> **Prompt**
Return all entries precisely as they stand, without the images.

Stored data
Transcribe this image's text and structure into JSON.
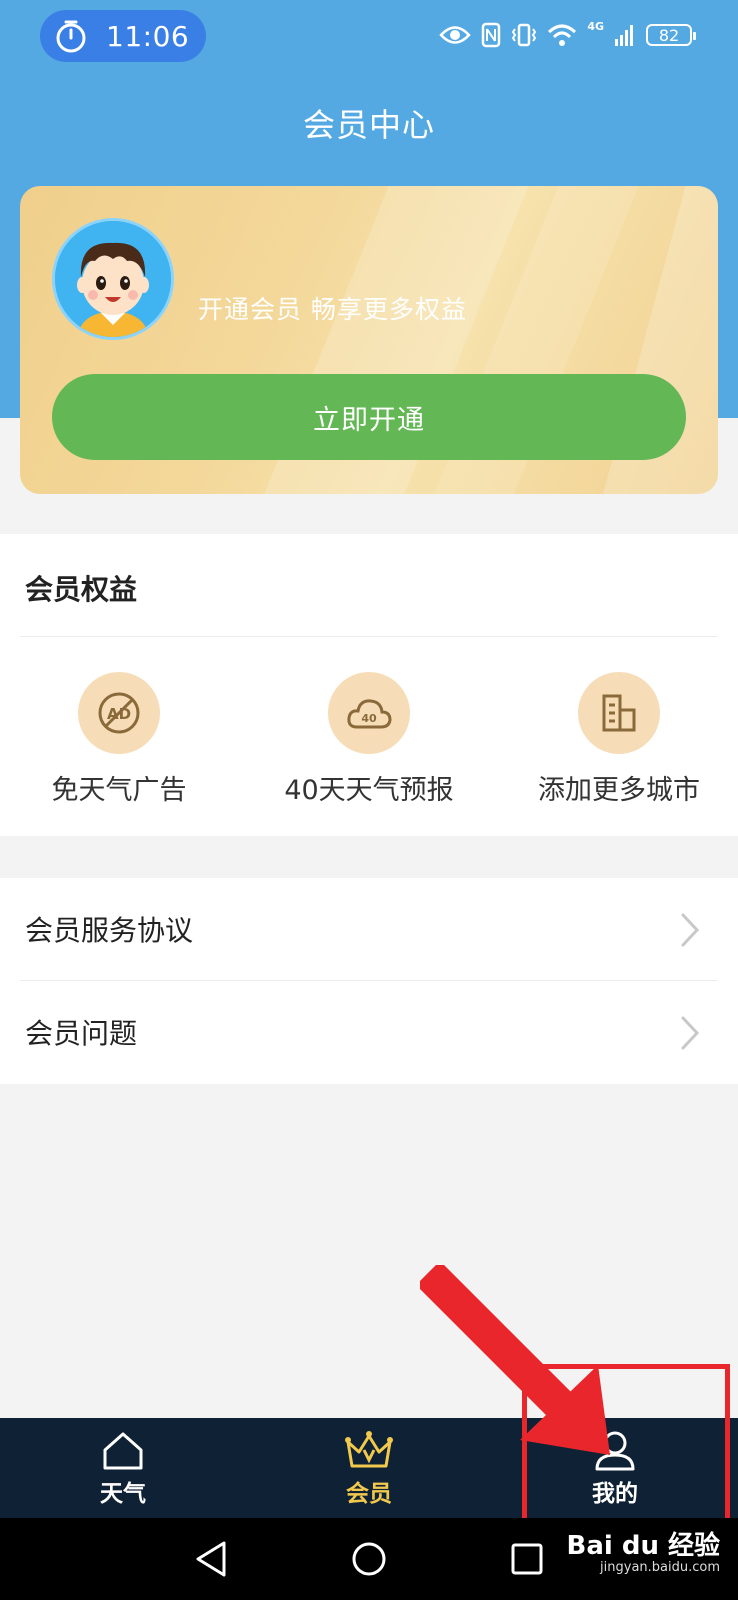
{
  "status_bar": {
    "time": "11:06",
    "network_label": "4G",
    "battery": "82"
  },
  "header": {
    "title": "会员中心"
  },
  "member_card": {
    "slogan": "开通会员 畅享更多权益",
    "open_button_label": "立即开通"
  },
  "benefits": {
    "title": "会员权益",
    "items": [
      {
        "label": "免天气广告",
        "icon": "no-ads-icon",
        "icon_text": "AD"
      },
      {
        "label": "40天天气预报",
        "icon": "cloud-40-icon",
        "icon_text": "40"
      },
      {
        "label": "添加更多城市",
        "icon": "city-buildings-icon"
      }
    ]
  },
  "links": [
    {
      "label": "会员服务协议"
    },
    {
      "label": "会员问题"
    }
  ],
  "tab_bar": {
    "tabs": [
      {
        "label": "天气",
        "icon": "home-icon",
        "active": false
      },
      {
        "label": "会员",
        "icon": "crown-icon",
        "active": true
      },
      {
        "label": "我的",
        "icon": "user-icon",
        "active": false
      }
    ],
    "active_color": "#f2c94c",
    "inactive_color": "#ffffff"
  },
  "watermark": {
    "logo": "Bai du 经验",
    "url": "jingyan.baidu.com"
  },
  "colors": {
    "header_bg": "#55a9e3",
    "button_green": "#63b755",
    "annotation_red": "#e8262b"
  }
}
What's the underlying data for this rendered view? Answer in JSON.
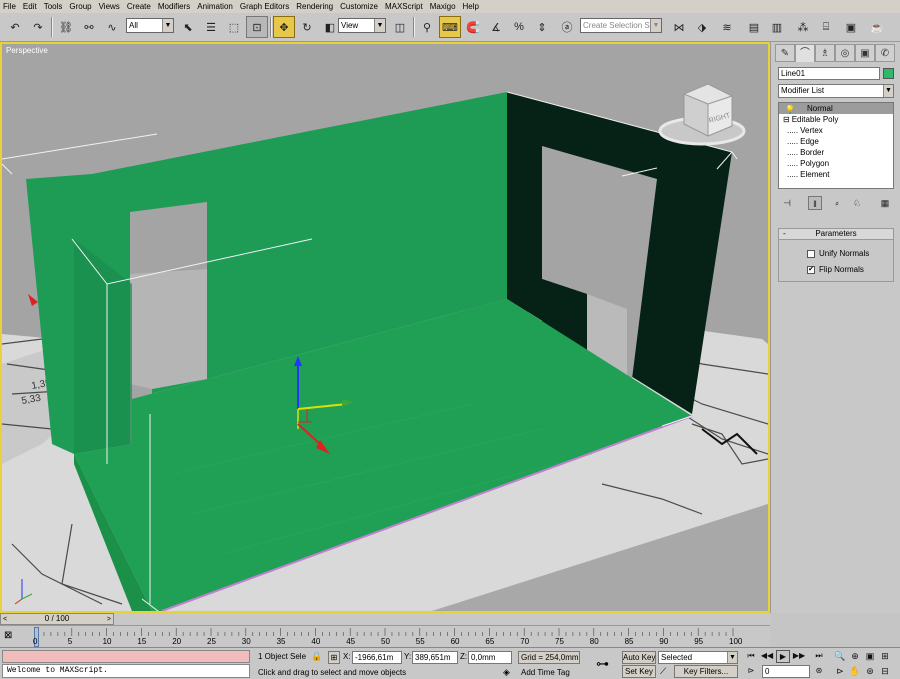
{
  "menu": [
    "File",
    "Edit",
    "Tools",
    "Group",
    "Views",
    "Create",
    "Modifiers",
    "Animation",
    "Graph Editors",
    "Rendering",
    "Customize",
    "MAXScript",
    "Maxigo",
    "Help"
  ],
  "toolbar": {
    "selection_filter": "All",
    "ref_coord": "View",
    "named_selection_placeholder": "Create Selection Set"
  },
  "viewport": {
    "label": "Perspective",
    "viewcube_label": "RIGHT",
    "object_color": "#1e9b55",
    "dark_wall_color": "#062216"
  },
  "command_panel": {
    "object_name": "Line01",
    "object_color": "#2eb86a",
    "modifier_list": "Modifier List",
    "stack": [
      {
        "label": "Normal",
        "indent": 0,
        "selected": true,
        "prefix": ""
      },
      {
        "label": "Editable Poly",
        "indent": 0,
        "selected": false,
        "prefix": "⊟"
      },
      {
        "label": "Vertex",
        "indent": 1,
        "selected": false,
        "prefix": "....."
      },
      {
        "label": "Edge",
        "indent": 1,
        "selected": false,
        "prefix": "....."
      },
      {
        "label": "Border",
        "indent": 1,
        "selected": false,
        "prefix": "....."
      },
      {
        "label": "Polygon",
        "indent": 1,
        "selected": false,
        "prefix": "....."
      },
      {
        "label": "Element",
        "indent": 1,
        "selected": false,
        "prefix": "....."
      }
    ],
    "rollout_title": "Parameters",
    "rollout_minus": "-",
    "unify_normals": {
      "label": "Unify Normals",
      "checked": false
    },
    "flip_normals": {
      "label": "Flip Normals",
      "checked": true
    }
  },
  "timeline": {
    "slider": "0 / 100",
    "ticks": [
      "0",
      "5",
      "10",
      "15",
      "20",
      "25",
      "30",
      "35",
      "40",
      "45",
      "50",
      "55",
      "60",
      "65",
      "70",
      "75",
      "80",
      "85",
      "90",
      "95",
      "100"
    ]
  },
  "status": {
    "maxscript_output": "Welcome to MAXScript.",
    "selection_count": "1 Object Sele",
    "x_label": "X:",
    "x_value": "-1966,61m",
    "y_label": "Y:",
    "y_value": "389,651m",
    "z_label": "Z:",
    "z_value": "0,0mm",
    "grid": "Grid = 254,0mm",
    "prompt": "Click and drag to select and move objects",
    "add_time_tag": "Add Time Tag",
    "auto_key": "Auto Key",
    "set_key": "Set Key",
    "key_mode": "Selected",
    "key_filters": "Key Filters...",
    "current_frame": "0"
  }
}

> **Reply to the task**
Transcribe this image's text and structure into JSON.
{
  "status_bar": {
    "time": "11:06",
    "network_label": "4G",
    "battery": "82"
  },
  "header": {
    "title": "会员中心"
  },
  "member_card": {
    "slogan": "开通会员 畅享更多权益",
    "open_button_label": "立即开通"
  },
  "benefits": {
    "title": "会员权益",
    "items": [
      {
        "label": "免天气广告",
        "icon": "no-ads-icon",
        "icon_text": "AD"
      },
      {
        "label": "40天天气预报",
        "icon": "cloud-40-icon",
        "icon_text": "40"
      },
      {
        "label": "添加更多城市",
        "icon": "city-buildings-icon"
      }
    ]
  },
  "links": [
    {
      "label": "会员服务协议"
    },
    {
      "label": "会员问题"
    }
  ],
  "tab_bar": {
    "tabs": [
      {
        "label": "天气",
        "icon": "home-icon",
        "active": false
      },
      {
        "label": "会员",
        "icon": "crown-icon",
        "active": true
      },
      {
        "label": "我的",
        "icon": "user-icon",
        "active": false
      }
    ],
    "active_color": "#f2c94c",
    "inactive_color": "#ffffff"
  },
  "watermark": {
    "logo": "Bai du 经验",
    "url": "jingyan.baidu.com"
  },
  "colors": {
    "header_bg": "#55a9e3",
    "button_green": "#63b755",
    "annotation_red": "#e8262b"
  }
}
What's the underlying data for this rendered view? Answer in JSON.
{
  "menu": [
    "File",
    "Edit",
    "Tools",
    "Group",
    "Views",
    "Create",
    "Modifiers",
    "Animation",
    "Graph Editors",
    "Rendering",
    "Customize",
    "MAXScript",
    "Maxigo",
    "Help"
  ],
  "toolbar": {
    "selection_filter": "All",
    "ref_coord": "View",
    "named_selection_placeholder": "Create Selection Set"
  },
  "viewport": {
    "label": "Perspective",
    "viewcube_label": "RIGHT",
    "object_color": "#1e9b55",
    "dark_wall_color": "#062216"
  },
  "command_panel": {
    "object_name": "Line01",
    "object_color": "#2eb86a",
    "modifier_list": "Modifier List",
    "stack": [
      {
        "label": "Normal",
        "indent": 0,
        "selected": true,
        "prefix": ""
      },
      {
        "label": "Editable Poly",
        "indent": 0,
        "selected": false,
        "prefix": "⊟"
      },
      {
        "label": "Vertex",
        "indent": 1,
        "selected": false,
        "prefix": "....."
      },
      {
        "label": "Edge",
        "indent": 1,
        "selected": false,
        "prefix": "....."
      },
      {
        "label": "Border",
        "indent": 1,
        "selected": false,
        "prefix": "....."
      },
      {
        "label": "Polygon",
        "indent": 1,
        "selected": false,
        "prefix": "....."
      },
      {
        "label": "Element",
        "indent": 1,
        "selected": false,
        "prefix": "....."
      }
    ],
    "rollout_title": "Parameters",
    "rollout_minus": "-",
    "unify_normals": {
      "label": "Unify Normals",
      "checked": false
    },
    "flip_normals": {
      "label": "Flip Normals",
      "checked": true
    }
  },
  "timeline": {
    "slider": "0 / 100",
    "ticks": [
      "0",
      "5",
      "10",
      "15",
      "20",
      "25",
      "30",
      "35",
      "40",
      "45",
      "50",
      "55",
      "60",
      "65",
      "70",
      "75",
      "80",
      "85",
      "90",
      "95",
      "100"
    ]
  },
  "status": {
    "maxscript_output": "Welcome to MAXScript.",
    "selection_count": "1 Object Sele",
    "x_label": "X:",
    "x_value": "-1966,61m",
    "y_label": "Y:",
    "y_value": "389,651m",
    "z_label": "Z:",
    "z_value": "0,0mm",
    "grid": "Grid = 254,0mm",
    "prompt": "Click and drag to select and move objects",
    "add_time_tag": "Add Time Tag",
    "auto_key": "Auto Key",
    "set_key": "Set Key",
    "key_mode": "Selected",
    "key_filters": "Key Filters...",
    "current_frame": "0"
  }
}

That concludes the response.